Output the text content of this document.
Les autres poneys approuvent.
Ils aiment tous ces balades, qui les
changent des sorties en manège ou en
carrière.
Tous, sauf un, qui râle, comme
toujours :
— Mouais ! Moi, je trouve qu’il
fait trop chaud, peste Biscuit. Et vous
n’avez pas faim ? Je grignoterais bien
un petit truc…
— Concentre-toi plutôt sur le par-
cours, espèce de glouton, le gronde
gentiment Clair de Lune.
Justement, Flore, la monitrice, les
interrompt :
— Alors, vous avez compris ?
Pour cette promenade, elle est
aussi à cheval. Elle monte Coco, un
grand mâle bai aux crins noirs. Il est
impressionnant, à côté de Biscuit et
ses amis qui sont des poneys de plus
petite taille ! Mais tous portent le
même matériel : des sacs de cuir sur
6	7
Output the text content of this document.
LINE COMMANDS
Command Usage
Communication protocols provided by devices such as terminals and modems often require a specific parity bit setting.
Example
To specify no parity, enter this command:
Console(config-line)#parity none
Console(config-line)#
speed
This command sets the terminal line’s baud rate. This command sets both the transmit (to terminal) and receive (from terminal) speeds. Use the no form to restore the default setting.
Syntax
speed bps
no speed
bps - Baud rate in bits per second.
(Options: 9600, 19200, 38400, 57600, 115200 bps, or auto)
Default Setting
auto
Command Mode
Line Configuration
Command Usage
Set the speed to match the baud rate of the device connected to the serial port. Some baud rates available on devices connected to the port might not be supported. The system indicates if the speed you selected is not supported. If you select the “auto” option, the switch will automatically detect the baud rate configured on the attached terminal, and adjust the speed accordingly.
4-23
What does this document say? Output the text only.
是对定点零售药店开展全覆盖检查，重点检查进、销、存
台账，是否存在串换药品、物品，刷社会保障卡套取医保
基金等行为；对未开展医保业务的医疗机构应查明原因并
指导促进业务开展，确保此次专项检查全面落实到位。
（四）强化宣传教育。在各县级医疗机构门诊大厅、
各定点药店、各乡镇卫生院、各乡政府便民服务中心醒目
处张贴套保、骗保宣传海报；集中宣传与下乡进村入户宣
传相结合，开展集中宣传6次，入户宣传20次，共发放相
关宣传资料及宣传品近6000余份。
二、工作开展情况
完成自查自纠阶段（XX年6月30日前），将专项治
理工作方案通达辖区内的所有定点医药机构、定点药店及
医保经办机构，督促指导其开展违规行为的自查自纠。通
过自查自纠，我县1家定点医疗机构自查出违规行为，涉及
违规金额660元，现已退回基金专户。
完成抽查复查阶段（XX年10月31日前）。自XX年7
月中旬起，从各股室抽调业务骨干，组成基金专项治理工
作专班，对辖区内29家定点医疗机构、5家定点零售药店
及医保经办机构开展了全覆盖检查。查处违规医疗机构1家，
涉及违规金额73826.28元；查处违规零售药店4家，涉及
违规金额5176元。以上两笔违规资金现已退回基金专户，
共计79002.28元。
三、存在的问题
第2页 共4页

▶ EXERCISE OBJECTIVE
Return all of the data exactly as it reads.

▶ FINISHED TASK
Output the text content of this document.
Les autres poneys approuvent.
Ils aiment tous ces balades, qui les
changent des sorties en manège ou en
carrière.
Tous, sauf un, qui râle, comme
toujours :
— Mouais ! Moi, je trouve qu’il
fait trop chaud, peste Biscuit. Et vous
n’avez pas faim ? Je grignoterais bien
un petit truc…
— Concentre-toi plutôt sur le par-
cours, espèce de glouton, le gronde
gentiment Clair de Lune.
Justement, Flore, la monitrice, les
interrompt :
— Alors, vous avez compris ?
Pour cette promenade, elle est
aussi à cheval. Elle monte Coco, un
grand mâle bai aux crins noirs. Il est
impressionnant, à côté de Biscuit et
ses amis qui sont des poneys de plus
petite taille ! Mais tous portent le
même matériel : des sacs de cuir sur
6	7
Output the text content of this document.
LINE COMMANDS
Command Usage
Communication protocols provided by devices such as terminals and modems often require a specific parity bit setting.
Example
To specify no parity, enter this command:
Console(config-line)#parity none
Console(config-line)#
speed
This command sets the terminal line’s baud rate. This command sets both the transmit (to terminal) and receive (from terminal) speeds. Use the no form to restore the default setting.
Syntax
speed bps
no speed
bps - Baud rate in bits per second.
(Options: 9600, 19200, 38400, 57600, 115200 bps, or auto)
Default Setting
auto
Command Mode
Line Configuration
Command Usage
Set the speed to match the baud rate of the device connected to the serial port. Some baud rates available on devices connected to the port might not be supported. The system indicates if the speed you selected is not supported. If you select the “auto” option, the switch will automatically detect the baud rate configured on the attached terminal, and adjust the speed accordingly.
4-23
What does this document say? Output the text only.
是对定点零售药店开展全覆盖检查，重点检查进、销、存
台账，是否存在串换药品、物品，刷社会保障卡套取医保
基金等行为；对未开展医保业务的医疗机构应查明原因并
指导促进业务开展，确保此次专项检查全面落实到位。
（四）强化宣传教育。在各县级医疗机构门诊大厅、
各定点药店、各乡镇卫生院、各乡政府便民服务中心醒目
处张贴套保、骗保宣传海报；集中宣传与下乡进村入户宣
传相结合，开展集中宣传6次，入户宣传20次，共发放相
关宣传资料及宣传品近6000余份。
二、工作开展情况
完成自查自纠阶段（XX年6月30日前），将专项治
理工作方案通达辖区内的所有定点医药机构、定点药店及
医保经办机构，督促指导其开展违规行为的自查自纠。通
过自查自纠，我县1家定点医疗机构自查出违规行为，涉及
违规金额660元，现已退回基金专户。
完成抽查复查阶段（XX年10月31日前）。自XX年7
月中旬起，从各股室抽调业务骨干，组成基金专项治理工
作专班，对辖区内29家定点医疗机构、5家定点零售药店
及医保经办机构开展了全覆盖检查。查处违规医疗机构1家，
涉及违规金额73826.28元；查处违规零售药店4家，涉及
违规金额5176元。以上两笔违规资金现已退回基金专户，
共计79002.28元。
三、存在的问题
第2页 共4页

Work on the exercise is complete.